■ **Exercise**
Below are records. Copy every line with "临安市自来水有限公司" in it.

Rows from a dataset
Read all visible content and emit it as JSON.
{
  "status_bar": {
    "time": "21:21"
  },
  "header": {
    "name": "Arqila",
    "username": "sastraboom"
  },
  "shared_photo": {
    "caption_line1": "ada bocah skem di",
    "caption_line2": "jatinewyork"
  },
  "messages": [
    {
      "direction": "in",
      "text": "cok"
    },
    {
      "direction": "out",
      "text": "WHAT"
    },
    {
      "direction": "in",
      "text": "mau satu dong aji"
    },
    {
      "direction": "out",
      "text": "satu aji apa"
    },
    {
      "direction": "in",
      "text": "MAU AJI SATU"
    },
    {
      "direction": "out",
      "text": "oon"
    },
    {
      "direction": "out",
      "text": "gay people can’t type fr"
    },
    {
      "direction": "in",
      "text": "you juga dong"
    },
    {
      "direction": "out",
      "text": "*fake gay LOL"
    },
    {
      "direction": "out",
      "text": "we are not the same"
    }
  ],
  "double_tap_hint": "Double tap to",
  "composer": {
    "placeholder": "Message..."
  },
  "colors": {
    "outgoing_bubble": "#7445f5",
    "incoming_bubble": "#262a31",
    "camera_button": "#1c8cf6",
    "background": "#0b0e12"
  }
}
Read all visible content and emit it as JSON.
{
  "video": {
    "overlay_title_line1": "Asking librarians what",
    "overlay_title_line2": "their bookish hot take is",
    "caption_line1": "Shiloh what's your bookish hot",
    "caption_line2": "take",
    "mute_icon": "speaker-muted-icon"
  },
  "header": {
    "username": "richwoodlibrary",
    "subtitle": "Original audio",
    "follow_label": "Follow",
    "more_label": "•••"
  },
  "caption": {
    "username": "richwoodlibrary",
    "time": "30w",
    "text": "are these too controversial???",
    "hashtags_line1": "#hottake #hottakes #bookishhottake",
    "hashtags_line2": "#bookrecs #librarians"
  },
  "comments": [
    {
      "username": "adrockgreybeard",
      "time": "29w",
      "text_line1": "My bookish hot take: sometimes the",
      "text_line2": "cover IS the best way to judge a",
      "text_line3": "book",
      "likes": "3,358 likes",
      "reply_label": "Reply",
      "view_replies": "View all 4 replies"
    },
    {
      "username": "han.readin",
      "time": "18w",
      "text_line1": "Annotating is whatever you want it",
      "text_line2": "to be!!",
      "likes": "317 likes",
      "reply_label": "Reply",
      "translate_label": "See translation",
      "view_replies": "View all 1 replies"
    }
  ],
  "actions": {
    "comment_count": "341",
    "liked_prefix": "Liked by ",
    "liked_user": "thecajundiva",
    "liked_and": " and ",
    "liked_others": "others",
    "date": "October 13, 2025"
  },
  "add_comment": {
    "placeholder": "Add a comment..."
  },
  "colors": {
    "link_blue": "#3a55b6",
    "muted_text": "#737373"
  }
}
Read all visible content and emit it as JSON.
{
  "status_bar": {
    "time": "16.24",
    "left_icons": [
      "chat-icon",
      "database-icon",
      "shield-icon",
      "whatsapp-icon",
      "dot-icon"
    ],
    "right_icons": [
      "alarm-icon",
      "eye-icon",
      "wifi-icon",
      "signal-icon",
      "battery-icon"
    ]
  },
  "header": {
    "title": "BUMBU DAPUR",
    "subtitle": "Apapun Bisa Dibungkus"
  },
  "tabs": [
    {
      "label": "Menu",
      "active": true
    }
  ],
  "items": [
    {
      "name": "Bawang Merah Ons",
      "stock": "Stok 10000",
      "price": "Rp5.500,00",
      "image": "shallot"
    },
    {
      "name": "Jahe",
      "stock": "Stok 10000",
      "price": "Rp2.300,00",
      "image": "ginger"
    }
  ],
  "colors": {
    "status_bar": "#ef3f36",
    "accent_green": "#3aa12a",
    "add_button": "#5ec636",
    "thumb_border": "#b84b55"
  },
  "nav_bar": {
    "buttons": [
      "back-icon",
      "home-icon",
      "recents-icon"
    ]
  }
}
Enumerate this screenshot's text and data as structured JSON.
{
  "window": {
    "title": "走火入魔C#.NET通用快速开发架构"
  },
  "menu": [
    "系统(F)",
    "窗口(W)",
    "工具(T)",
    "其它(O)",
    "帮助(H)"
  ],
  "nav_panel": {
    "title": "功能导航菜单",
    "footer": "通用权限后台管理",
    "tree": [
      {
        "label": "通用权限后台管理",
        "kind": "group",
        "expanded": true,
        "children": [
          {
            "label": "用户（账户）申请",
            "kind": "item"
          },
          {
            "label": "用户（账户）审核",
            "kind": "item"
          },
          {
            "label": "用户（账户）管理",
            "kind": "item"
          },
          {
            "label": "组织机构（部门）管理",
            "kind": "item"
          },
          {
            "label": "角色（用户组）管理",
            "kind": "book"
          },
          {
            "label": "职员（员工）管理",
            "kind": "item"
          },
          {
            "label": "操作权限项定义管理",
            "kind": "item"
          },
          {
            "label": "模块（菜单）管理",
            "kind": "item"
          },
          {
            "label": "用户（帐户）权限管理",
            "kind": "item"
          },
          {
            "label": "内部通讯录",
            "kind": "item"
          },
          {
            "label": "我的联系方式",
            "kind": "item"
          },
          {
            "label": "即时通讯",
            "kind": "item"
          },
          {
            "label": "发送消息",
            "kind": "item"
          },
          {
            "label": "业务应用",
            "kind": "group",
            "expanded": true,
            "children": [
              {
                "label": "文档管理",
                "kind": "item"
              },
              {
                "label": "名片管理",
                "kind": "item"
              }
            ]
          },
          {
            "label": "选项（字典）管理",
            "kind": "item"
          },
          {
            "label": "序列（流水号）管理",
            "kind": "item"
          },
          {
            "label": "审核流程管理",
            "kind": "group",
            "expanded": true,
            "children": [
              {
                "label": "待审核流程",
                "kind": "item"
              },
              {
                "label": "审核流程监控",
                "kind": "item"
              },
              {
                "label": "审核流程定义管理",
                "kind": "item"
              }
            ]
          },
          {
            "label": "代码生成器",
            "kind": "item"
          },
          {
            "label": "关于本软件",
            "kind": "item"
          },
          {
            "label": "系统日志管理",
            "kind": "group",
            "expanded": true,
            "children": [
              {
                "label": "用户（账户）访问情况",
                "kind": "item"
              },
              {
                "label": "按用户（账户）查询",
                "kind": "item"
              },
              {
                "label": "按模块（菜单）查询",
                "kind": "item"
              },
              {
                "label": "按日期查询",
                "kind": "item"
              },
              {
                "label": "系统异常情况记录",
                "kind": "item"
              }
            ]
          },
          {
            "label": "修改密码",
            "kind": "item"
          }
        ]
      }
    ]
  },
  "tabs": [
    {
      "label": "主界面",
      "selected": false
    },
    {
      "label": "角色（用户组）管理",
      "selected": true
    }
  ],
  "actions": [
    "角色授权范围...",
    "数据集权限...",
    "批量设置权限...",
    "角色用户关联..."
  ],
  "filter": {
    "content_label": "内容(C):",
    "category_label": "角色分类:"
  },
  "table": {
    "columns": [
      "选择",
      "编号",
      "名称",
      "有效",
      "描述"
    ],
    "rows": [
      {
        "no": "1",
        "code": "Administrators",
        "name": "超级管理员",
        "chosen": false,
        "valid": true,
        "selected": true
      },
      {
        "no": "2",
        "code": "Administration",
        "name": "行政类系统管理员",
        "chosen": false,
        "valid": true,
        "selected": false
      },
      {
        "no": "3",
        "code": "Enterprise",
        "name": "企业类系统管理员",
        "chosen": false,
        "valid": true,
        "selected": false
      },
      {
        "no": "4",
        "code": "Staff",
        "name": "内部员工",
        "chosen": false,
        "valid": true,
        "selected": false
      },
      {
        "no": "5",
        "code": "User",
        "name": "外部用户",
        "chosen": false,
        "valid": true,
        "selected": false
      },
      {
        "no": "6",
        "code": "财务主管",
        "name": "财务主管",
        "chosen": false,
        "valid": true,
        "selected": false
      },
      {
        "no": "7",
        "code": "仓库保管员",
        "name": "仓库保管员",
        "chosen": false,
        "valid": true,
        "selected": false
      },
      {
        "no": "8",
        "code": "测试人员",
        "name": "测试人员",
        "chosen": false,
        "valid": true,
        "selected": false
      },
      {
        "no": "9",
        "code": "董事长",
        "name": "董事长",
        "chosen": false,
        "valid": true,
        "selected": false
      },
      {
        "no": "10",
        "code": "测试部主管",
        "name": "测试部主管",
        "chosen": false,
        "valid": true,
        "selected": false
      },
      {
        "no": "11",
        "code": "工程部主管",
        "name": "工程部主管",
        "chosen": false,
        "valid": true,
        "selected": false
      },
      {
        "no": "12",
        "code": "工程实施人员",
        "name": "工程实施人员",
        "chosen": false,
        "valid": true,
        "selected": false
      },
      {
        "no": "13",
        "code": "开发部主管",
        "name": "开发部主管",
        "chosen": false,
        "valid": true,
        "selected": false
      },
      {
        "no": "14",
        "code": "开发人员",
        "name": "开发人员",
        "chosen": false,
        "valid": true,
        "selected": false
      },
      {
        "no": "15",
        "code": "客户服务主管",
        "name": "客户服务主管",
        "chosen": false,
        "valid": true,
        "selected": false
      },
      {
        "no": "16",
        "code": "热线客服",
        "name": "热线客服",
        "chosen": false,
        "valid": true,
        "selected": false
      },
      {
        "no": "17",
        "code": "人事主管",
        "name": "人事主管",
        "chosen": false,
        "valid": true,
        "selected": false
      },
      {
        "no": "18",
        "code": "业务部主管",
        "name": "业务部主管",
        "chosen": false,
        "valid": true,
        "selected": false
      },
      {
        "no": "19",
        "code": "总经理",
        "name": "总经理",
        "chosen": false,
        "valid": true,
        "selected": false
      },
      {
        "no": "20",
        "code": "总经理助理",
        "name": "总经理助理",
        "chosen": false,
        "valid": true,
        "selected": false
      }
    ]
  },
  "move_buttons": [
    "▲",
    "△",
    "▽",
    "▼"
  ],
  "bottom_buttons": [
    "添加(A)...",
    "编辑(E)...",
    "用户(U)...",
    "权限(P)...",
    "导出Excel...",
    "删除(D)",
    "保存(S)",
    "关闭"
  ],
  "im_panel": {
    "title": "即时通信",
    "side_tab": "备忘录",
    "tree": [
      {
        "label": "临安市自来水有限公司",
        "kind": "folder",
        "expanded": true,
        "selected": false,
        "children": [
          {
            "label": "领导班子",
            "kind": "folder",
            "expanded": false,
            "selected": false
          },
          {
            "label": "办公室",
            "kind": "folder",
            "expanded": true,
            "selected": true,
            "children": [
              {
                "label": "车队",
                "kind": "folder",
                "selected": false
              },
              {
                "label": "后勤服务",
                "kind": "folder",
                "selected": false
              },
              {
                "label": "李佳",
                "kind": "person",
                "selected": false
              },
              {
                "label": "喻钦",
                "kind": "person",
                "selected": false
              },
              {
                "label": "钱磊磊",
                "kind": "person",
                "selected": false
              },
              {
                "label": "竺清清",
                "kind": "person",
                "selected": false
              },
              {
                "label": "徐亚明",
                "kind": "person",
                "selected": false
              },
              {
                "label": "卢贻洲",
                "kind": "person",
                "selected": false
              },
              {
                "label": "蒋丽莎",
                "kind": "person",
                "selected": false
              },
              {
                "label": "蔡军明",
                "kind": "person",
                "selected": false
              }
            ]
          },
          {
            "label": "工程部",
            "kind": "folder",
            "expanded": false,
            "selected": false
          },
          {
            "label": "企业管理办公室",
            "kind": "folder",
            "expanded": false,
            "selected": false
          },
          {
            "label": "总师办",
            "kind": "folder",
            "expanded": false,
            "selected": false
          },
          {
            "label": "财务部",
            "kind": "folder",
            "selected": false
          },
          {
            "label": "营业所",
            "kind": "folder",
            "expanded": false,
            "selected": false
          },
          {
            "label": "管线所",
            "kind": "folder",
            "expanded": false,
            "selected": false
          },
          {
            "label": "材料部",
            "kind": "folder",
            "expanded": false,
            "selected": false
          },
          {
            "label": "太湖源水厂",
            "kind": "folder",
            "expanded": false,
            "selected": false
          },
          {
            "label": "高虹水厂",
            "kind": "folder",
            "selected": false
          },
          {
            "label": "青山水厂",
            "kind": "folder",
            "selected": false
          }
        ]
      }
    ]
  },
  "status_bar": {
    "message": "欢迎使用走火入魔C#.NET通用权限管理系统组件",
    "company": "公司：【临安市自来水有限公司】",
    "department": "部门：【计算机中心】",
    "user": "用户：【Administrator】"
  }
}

■ **Result for this task**
        "label": "临安市自来水有限公司",
    "company": "公司：【临安市自来水有限公司】",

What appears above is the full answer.